### [Stated problem]
Copy down every line where the string "horizontal" shows up.

─── Task input

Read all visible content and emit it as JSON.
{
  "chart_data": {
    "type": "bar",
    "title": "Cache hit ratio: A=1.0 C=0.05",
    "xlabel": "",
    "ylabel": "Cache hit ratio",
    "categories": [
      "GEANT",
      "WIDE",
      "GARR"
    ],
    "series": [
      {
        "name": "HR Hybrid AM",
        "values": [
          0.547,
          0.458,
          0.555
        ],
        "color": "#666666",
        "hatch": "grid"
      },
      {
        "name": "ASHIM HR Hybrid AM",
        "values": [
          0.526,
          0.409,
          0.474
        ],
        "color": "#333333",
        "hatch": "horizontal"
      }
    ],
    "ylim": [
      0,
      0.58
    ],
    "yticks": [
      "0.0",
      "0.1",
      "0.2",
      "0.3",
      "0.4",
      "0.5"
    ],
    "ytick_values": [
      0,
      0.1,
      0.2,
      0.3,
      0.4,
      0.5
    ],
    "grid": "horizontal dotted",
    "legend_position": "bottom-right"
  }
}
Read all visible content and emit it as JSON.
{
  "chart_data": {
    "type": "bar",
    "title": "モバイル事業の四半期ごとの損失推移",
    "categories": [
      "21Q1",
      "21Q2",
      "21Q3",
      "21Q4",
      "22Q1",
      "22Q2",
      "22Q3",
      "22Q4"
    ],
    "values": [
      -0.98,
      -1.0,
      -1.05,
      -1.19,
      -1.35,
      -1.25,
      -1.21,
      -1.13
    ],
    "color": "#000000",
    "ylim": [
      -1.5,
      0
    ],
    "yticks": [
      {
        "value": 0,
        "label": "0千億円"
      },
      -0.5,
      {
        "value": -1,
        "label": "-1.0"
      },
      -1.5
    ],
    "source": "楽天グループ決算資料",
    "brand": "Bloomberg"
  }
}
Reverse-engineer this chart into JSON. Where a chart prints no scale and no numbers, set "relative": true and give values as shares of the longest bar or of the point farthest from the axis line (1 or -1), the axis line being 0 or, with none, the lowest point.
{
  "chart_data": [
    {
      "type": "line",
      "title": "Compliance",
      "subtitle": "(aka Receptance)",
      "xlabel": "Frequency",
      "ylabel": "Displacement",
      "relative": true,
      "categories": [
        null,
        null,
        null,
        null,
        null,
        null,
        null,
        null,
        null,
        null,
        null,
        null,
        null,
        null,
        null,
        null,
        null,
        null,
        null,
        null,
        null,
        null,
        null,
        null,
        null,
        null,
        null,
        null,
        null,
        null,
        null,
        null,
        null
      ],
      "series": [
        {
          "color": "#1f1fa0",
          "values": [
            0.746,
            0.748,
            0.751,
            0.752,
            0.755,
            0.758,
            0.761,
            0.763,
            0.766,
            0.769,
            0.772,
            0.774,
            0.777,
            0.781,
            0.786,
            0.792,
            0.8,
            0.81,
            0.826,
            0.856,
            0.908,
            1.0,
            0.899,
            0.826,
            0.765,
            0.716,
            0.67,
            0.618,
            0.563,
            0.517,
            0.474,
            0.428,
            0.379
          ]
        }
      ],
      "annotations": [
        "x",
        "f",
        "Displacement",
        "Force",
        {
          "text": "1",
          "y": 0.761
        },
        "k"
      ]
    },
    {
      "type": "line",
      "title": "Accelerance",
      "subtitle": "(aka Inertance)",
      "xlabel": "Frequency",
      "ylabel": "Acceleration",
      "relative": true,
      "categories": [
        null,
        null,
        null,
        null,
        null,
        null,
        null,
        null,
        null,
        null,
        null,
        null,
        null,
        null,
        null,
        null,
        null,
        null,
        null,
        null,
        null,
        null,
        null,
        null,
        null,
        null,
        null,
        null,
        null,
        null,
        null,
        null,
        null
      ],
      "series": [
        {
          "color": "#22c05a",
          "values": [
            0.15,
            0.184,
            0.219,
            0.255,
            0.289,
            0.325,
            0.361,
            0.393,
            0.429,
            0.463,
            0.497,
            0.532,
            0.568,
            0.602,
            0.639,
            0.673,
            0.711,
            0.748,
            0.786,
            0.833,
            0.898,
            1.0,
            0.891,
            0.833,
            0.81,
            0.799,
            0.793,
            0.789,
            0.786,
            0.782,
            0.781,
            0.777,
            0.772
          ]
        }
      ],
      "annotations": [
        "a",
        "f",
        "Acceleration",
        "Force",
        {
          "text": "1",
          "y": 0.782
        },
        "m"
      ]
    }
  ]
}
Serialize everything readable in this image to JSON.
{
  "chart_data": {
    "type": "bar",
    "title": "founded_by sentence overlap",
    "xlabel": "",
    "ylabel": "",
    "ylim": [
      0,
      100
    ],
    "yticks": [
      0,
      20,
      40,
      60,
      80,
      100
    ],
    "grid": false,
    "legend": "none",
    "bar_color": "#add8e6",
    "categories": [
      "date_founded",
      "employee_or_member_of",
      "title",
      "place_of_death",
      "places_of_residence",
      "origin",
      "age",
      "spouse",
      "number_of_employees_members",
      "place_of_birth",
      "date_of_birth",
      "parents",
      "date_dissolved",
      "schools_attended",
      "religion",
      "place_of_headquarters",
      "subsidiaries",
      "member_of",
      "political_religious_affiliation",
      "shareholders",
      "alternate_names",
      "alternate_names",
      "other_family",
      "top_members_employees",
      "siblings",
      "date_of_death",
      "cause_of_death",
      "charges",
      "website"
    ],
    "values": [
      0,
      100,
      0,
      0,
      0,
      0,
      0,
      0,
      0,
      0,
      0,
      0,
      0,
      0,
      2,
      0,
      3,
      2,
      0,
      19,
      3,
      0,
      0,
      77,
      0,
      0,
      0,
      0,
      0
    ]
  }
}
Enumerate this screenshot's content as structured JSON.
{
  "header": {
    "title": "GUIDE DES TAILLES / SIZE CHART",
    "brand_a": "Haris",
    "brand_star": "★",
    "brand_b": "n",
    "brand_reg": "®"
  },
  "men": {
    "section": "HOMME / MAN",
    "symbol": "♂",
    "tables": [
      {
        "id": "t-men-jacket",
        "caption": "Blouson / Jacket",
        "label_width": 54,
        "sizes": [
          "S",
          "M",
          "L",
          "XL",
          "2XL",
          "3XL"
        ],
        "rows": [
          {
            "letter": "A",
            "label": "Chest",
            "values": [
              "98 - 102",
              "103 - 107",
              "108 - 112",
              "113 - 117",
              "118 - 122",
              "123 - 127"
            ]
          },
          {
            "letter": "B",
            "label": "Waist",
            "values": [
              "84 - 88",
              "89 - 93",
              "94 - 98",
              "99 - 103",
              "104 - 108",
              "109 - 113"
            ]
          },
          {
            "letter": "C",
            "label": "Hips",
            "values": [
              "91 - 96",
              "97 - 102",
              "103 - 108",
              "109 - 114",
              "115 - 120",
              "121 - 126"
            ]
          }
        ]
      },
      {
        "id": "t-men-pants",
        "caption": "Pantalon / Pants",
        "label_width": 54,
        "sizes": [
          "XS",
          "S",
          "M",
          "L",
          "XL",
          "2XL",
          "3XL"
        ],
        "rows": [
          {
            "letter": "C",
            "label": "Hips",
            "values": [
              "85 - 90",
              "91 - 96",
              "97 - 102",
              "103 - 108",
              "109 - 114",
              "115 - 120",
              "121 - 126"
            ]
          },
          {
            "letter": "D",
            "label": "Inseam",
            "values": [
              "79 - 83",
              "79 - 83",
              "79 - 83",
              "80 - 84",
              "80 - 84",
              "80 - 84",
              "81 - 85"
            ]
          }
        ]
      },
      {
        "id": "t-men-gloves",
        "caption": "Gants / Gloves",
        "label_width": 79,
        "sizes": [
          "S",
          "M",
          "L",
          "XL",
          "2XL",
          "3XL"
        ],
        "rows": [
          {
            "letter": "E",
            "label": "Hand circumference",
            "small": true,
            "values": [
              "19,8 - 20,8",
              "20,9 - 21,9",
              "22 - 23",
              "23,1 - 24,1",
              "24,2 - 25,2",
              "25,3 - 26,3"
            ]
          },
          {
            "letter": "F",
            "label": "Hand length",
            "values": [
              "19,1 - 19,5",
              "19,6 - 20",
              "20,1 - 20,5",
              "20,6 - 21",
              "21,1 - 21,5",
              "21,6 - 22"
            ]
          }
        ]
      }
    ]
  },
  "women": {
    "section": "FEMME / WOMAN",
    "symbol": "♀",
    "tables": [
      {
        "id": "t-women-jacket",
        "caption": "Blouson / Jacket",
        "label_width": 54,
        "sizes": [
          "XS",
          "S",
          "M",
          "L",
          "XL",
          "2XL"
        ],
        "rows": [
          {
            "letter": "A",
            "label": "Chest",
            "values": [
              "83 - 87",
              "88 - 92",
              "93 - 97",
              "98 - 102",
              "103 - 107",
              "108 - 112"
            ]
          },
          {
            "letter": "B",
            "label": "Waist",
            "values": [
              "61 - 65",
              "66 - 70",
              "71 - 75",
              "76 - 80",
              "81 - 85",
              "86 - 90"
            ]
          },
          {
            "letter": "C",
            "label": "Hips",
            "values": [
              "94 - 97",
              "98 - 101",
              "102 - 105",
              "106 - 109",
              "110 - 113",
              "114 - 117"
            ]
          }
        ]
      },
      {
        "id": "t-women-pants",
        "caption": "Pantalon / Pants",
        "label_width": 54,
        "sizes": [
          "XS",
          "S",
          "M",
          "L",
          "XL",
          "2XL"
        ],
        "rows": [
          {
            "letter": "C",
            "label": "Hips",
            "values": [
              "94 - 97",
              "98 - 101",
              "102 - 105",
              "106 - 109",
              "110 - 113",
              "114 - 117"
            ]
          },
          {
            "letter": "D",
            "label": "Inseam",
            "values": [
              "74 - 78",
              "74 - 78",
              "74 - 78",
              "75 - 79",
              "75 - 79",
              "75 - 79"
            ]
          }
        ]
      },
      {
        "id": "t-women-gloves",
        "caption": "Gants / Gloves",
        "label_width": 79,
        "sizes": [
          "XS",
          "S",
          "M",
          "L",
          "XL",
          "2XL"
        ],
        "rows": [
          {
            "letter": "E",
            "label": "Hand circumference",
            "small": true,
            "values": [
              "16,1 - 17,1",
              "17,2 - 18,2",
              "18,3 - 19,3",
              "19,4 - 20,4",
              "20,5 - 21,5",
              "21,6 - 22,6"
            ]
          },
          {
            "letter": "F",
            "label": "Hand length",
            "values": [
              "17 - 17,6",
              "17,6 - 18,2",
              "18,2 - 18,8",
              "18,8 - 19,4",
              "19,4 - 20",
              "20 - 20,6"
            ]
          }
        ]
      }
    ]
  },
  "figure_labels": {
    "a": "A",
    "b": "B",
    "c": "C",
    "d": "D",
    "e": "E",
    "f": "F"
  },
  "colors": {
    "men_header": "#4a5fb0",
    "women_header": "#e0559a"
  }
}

──────

### [Result]
        "hatch": "horizontal"
    "grid": "horizontal dotted",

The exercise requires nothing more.